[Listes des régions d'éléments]
=====
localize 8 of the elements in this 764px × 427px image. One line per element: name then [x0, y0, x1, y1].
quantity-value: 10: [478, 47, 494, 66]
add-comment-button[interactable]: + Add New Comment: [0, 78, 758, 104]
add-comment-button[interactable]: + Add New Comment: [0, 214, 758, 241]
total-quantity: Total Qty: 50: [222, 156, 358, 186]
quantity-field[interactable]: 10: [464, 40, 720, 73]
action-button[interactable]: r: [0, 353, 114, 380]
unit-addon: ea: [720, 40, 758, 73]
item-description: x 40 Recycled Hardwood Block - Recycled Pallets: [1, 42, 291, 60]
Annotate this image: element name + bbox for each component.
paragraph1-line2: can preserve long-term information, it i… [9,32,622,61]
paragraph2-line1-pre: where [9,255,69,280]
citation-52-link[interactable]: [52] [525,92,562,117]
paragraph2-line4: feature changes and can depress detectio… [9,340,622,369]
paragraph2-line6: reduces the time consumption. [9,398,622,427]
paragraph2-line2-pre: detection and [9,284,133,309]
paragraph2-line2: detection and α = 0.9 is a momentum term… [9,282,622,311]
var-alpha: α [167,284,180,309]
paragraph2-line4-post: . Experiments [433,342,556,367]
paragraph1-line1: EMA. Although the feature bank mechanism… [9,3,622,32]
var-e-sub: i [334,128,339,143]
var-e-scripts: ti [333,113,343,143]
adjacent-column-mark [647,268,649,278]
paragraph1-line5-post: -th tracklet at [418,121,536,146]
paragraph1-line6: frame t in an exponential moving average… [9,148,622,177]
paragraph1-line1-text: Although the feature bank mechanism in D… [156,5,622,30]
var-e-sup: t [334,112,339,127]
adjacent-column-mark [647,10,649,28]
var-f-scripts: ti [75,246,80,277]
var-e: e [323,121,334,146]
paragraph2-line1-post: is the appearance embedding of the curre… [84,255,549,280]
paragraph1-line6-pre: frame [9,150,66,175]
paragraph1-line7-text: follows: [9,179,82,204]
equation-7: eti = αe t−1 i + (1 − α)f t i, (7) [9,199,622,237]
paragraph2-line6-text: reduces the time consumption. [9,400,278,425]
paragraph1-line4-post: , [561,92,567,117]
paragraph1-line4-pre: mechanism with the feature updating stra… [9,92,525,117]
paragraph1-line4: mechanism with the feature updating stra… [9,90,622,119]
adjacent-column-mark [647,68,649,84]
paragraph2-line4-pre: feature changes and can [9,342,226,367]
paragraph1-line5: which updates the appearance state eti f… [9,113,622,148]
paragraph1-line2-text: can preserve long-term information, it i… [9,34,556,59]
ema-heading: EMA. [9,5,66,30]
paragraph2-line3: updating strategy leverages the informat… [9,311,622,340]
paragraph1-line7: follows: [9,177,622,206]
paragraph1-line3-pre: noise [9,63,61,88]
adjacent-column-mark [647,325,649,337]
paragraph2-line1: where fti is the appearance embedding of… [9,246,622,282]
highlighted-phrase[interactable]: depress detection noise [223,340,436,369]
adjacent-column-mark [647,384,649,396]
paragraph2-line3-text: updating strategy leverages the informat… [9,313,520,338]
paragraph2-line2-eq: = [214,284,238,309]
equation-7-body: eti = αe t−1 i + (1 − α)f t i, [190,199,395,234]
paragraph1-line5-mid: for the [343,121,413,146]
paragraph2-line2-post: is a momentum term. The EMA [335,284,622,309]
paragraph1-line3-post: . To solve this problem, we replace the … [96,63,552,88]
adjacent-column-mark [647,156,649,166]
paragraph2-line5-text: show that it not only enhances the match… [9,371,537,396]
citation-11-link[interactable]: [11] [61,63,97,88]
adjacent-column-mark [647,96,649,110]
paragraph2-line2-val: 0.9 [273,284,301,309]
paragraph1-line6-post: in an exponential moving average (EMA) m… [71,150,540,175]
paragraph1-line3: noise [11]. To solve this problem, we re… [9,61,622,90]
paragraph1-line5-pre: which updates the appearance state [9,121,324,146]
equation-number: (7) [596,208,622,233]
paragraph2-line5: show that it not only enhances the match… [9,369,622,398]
=====
* _Objet de la tâche_
Convertissez l'ensemble des lignes ci-dessus en une liste JSON de chaînes, avec une chaîne par ligne. Omettez les lignes vides.

* _Réponse complète_
[
  "localize 8 of the elements in this 764px × 427px image. One line per element: name then [x0, y0, x1, y1].",
  "quantity-value: 10: [478, 47, 494, 66]",
  "add-comment-button[interactable]: + Add New Comment: [0, 78, 758, 104]",
  "add-comment-button[interactable]: + Add New Comment: [0, 214, 758, 241]",
  "total-quantity: Total Qty: 50: [222, 156, 358, 186]",
  "quantity-field[interactable]: 10: [464, 40, 720, 73]",
  "action-button[interactable]: r: [0, 353, 114, 380]",
  "unit-addon: ea: [720, 40, 758, 73]",
  "item-description: x 40 Recycled Hardwood Block - Recycled Pallets: [1, 42, 291, 60]",
  "Annotate this image: element name + bbox for each component.",
  "paragraph1-line2: can preserve long-term information, it i… [9,32,622,61]",
  "paragraph2-line1-pre: where [9,255,69,280]",
  "citation-52-link[interactable]: [52] [525,92,562,117]",
  "paragraph2-line4: feature changes and can depress detectio… [9,340,622,369]",
  "paragraph2-line6: reduces the time consumption. [9,398,622,427]",
  "paragraph2-line2-pre: detection and [9,284,133,309]",
  "paragraph2-line2: detection and α = 0.9 is a momentum term… [9,282,622,311]",
  "var-alpha: α [167,284,180,309]",
  "paragraph2-line4-post: . Experiments [433,342,556,367]",
  "paragraph1-line1: EMA. Although the feature bank mechanism… [9,3,622,32]",
  "var-e-sub: i [334,128,339,143]",
  "var-e-scripts: ti [333,113,343,143]",
  "adjacent-column-mark [647,268,649,278]",
  "paragraph1-line5-post: -th tracklet at [418,121,536,146]",
  "paragraph1-line6: frame t in an exponential moving average… [9,148,622,177]",
  "paragraph1-line1-text: Although the feature bank mechanism in D… [156,5,622,30]",
  "var-e-sup: t [334,112,339,127]",
  "adjacent-column-mark [647,10,649,28]",
  "var-f-scripts: ti [75,246,80,277]",
  "var-e: e [323,121,334,146]",
  "paragraph2-line1-post: is the appearance embedding of the curre… [84,255,549,280]",
  "paragraph1-line6-pre: frame [9,150,66,175]",
  "paragraph1-line7-text: follows: [9,179,82,204]",
  "equation-7: eti = αe t−1 i + (1 − α)f t i, (7) [9,199,622,237]",
  "paragraph2-line6-text: reduces the time consumption. [9,400,278,425]",
  "paragraph1-line4-post: , [561,92,567,117]",
  "paragraph1-line4-pre: mechanism with the feature updating stra… [9,92,525,117]",
  "paragraph1-line4: mechanism with the feature updating stra… [9,90,622,119]",
  "adjacent-column-mark [647,68,649,84]",
  "paragraph2-line4-pre: feature changes and can [9,342,226,367]",
  "paragraph1-line5: which updates the appearance state eti f… [9,113,622,148]",
  "paragraph1-line2-text: can preserve long-term information, it i… [9,34,556,59]",
  "ema-heading: EMA. [9,5,66,30]",
  "paragraph2-line3: updating strategy leverages the informat… [9,311,622,340]",
  "paragraph1-line7: follows: [9,177,622,206]",
  "paragraph1-line3-pre: noise [9,63,61,88]",
  "adjacent-column-mark [647,325,649,337]",
  "paragraph2-line1: where fti is the appearance embedding of… [9,246,622,282]",
  "highlighted-phrase[interactable]: depress detection noise [223,340,436,369]",
  "adjacent-column-mark [647,384,649,396]",
  "paragraph2-line3-text: updating strategy leverages the informat… [9,313,520,338]",
  "paragraph2-line2-eq: = [214,284,238,309]",
  "equation-7-body: eti = αe t−1 i + (1 − α)f t i, [190,199,395,234]",
  "paragraph1-line5-mid: for the [343,121,413,146]",
  "paragraph2-line2-post: is a momentum term. The EMA [335,284,622,309]",
  "paragraph1-line3-post: . To solve this problem, we replace the … [96,63,552,88]",
  "adjacent-column-mark [647,156,649,166]",
  "paragraph2-line5-text: show that it not only enhances the match… [9,371,537,396]",
  "citation-11-link[interactable]: [11] [61,63,97,88]",
  "adjacent-column-mark [647,96,649,110]",
  "paragraph2-line2-val: 0.9 [273,284,301,309]",
  "paragraph1-line6-post: in an exponential moving average (EMA) m… [71,150,540,175]",
  "paragraph1-line3: noise [11]. To solve this problem, we re… [9,61,622,90]",
  "paragraph1-line5-pre: which updates the appearance state [9,121,324,146]",
  "equation-number: (7) [596,208,622,233]",
  "paragraph2-line5: show that it not only enhances the match… [9,369,622,398]"
]